Begin with the line holding "Extract all readable text from this page." and write out each following line to the end of the data, exactly. Pictures are left out.

# Task input
-.-.-
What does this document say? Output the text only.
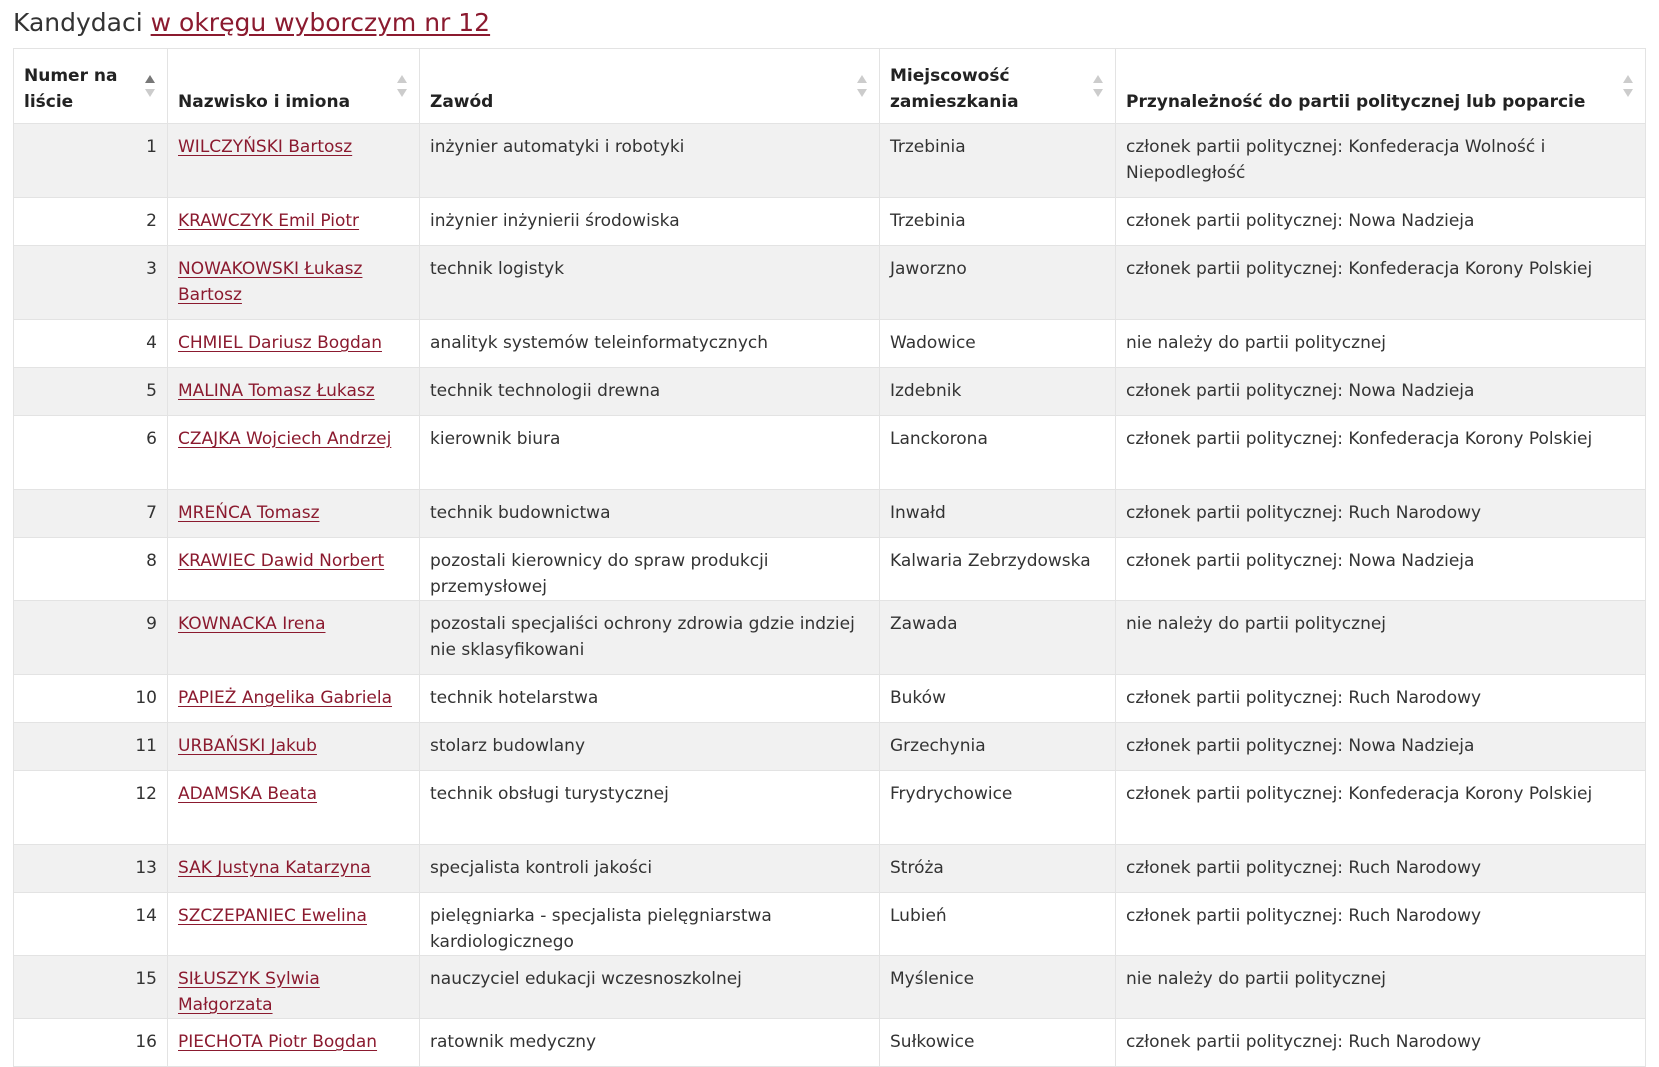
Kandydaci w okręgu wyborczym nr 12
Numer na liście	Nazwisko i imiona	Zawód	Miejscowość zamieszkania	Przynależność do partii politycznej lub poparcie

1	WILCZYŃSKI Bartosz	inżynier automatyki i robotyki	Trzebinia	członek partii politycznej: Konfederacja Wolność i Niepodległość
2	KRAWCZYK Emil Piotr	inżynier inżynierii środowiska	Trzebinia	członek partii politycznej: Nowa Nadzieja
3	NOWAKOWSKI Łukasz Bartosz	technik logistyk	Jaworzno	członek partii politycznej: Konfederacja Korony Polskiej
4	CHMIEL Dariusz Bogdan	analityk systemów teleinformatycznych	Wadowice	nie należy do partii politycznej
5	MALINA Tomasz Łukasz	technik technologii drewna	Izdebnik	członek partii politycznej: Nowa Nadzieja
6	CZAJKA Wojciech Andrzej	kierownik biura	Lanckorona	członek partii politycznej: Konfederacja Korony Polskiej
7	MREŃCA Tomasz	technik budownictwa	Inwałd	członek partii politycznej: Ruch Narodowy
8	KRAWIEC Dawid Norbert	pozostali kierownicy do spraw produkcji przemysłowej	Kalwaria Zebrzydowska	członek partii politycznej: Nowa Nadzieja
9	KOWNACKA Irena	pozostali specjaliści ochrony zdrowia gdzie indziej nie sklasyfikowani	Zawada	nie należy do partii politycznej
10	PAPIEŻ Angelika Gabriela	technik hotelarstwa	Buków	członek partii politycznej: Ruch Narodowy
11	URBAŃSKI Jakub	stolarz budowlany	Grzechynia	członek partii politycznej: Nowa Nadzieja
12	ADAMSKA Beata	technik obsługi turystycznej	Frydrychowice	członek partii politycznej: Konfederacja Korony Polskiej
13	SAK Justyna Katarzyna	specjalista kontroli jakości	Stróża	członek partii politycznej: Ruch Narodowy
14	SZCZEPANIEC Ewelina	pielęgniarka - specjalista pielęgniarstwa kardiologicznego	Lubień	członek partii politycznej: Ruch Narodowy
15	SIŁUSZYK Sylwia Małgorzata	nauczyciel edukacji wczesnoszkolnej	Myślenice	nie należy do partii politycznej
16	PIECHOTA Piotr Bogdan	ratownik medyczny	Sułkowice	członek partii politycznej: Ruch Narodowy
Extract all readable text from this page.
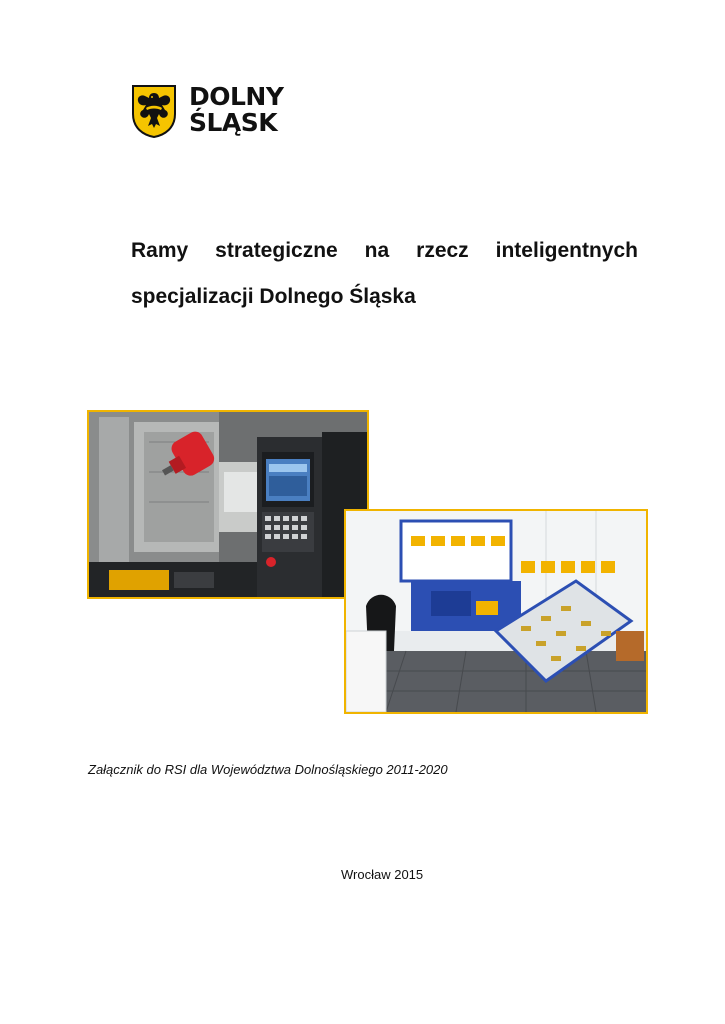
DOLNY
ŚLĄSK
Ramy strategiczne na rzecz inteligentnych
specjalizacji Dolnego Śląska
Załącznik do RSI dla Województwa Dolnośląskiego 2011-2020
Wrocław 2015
-.-.-
# Answer to the problem
Extract all readable text from this page.
DOLNY
ŚLĄSK
Ramy strategiczne na rzecz inteligentnych
specjalizacji Dolnego Śląska
Załącznik do RSI dla Województwa Dolnośląskiego 2011-2020
Wrocław 2015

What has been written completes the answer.